**Required task**
Without skipping anything, write out each record below exactly.

=-=-=

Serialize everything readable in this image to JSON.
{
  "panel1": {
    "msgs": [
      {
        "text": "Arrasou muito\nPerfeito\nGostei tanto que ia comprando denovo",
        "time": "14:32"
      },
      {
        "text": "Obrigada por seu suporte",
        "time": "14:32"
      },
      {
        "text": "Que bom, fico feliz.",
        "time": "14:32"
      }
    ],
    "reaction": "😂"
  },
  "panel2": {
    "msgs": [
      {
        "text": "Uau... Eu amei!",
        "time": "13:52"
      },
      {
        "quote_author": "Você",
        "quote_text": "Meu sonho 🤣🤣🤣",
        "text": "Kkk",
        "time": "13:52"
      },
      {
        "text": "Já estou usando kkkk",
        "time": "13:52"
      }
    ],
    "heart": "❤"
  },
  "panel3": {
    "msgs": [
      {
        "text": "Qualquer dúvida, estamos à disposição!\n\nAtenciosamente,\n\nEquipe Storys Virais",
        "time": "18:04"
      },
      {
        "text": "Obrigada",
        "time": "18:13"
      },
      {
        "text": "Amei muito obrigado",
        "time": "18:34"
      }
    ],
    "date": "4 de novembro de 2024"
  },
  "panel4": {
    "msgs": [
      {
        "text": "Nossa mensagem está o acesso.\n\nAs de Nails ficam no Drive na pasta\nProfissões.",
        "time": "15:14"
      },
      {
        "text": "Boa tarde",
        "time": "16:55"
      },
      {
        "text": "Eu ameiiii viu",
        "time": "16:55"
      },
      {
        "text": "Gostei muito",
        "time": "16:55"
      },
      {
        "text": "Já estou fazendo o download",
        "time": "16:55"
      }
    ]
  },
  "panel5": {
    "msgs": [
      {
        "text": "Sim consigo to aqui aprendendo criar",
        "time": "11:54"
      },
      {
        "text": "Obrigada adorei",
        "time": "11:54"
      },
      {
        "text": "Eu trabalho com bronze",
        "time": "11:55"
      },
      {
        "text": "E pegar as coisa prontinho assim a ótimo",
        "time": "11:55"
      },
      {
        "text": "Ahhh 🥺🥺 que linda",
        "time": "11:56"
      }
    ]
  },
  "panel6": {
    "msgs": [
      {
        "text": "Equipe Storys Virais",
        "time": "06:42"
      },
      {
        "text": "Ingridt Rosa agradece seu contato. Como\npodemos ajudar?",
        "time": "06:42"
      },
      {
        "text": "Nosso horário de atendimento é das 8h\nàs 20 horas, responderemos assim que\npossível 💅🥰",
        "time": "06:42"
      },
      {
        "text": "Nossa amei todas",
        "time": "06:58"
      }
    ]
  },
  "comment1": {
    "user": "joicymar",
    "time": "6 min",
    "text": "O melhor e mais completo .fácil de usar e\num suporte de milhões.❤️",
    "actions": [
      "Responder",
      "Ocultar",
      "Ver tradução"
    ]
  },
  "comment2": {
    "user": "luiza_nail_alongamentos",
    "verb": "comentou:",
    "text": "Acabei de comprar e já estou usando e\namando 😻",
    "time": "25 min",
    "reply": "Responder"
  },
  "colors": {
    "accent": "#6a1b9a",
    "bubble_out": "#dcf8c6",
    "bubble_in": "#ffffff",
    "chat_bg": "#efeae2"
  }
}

=-=-=

**The result**
Serialize everything readable in this image to JSON.
{
  "panel1": {
    "msgs": [
      {
        "text": "Arrasou muito\nPerfeito\nGostei tanto que ia comprando denovo",
        "time": "14:32"
      },
      {
        "text": "Obrigada por seu suporte",
        "time": "14:32"
      },
      {
        "text": "Que bom, fico feliz.",
        "time": "14:32"
      }
    ],
    "reaction": "😂"
  },
  "panel2": {
    "msgs": [
      {
        "text": "Uau... Eu amei!",
        "time": "13:52"
      },
      {
        "quote_author": "Você",
        "quote_text": "Meu sonho 🤣🤣🤣",
        "text": "Kkk",
        "time": "13:52"
      },
      {
        "text": "Já estou usando kkkk",
        "time": "13:52"
      }
    ],
    "heart": "❤"
  },
  "panel3": {
    "msgs": [
      {
        "text": "Qualquer dúvida, estamos à disposição!\n\nAtenciosamente,\n\nEquipe Storys Virais",
        "time": "18:04"
      },
      {
        "text": "Obrigada",
        "time": "18:13"
      },
      {
        "text": "Amei muito obrigado",
        "time": "18:34"
      }
    ],
    "date": "4 de novembro de 2024"
  },
  "panel4": {
    "msgs": [
      {
        "text": "Nossa mensagem está o acesso.\n\nAs de Nails ficam no Drive na pasta\nProfissões.",
        "time": "15:14"
      },
      {
        "text": "Boa tarde",
        "time": "16:55"
      },
      {
        "text": "Eu ameiiii viu",
        "time": "16:55"
      },
      {
        "text": "Gostei muito",
        "time": "16:55"
      },
      {
        "text": "Já estou fazendo o download",
        "time": "16:55"
      }
    ]
  },
  "panel5": {
    "msgs": [
      {
        "text": "Sim consigo to aqui aprendendo criar",
        "time": "11:54"
      },
      {
        "text": "Obrigada adorei",
        "time": "11:54"
      },
      {
        "text": "Eu trabalho com bronze",
        "time": "11:55"
      },
      {
        "text": "E pegar as coisa prontinho assim a ótimo",
        "time": "11:55"
      },
      {
        "text": "Ahhh 🥺🥺 que linda",
        "time": "11:56"
      }
    ]
  },
  "panel6": {
    "msgs": [
      {
        "text": "Equipe Storys Virais",
        "time": "06:42"
      },
      {
        "text": "Ingridt Rosa agradece seu contato. Como\npodemos ajudar?",
        "time": "06:42"
      },
      {
        "text": "Nosso horário de atendimento é das 8h\nàs 20 horas, responderemos assim que\npossível 💅🥰",
        "time": "06:42"
      },
      {
        "text": "Nossa amei todas",
        "time": "06:58"
      }
    ]
  },
  "comment1": {
    "user": "joicymar",
    "time": "6 min",
    "text": "O melhor e mais completo .fácil de usar e\num suporte de milhões.❤️",
    "actions": [
      "Responder",
      "Ocultar",
      "Ver tradução"
    ]
  },
  "comment2": {
    "user": "luiza_nail_alongamentos",
    "verb": "comentou:",
    "text": "Acabei de comprar e já estou usando e\namando 😻",
    "time": "25 min",
    "reply": "Responder"
  },
  "colors": {
    "accent": "#6a1b9a",
    "bubble_out": "#dcf8c6",
    "bubble_in": "#ffffff",
    "chat_bg": "#efeae2"
  }
}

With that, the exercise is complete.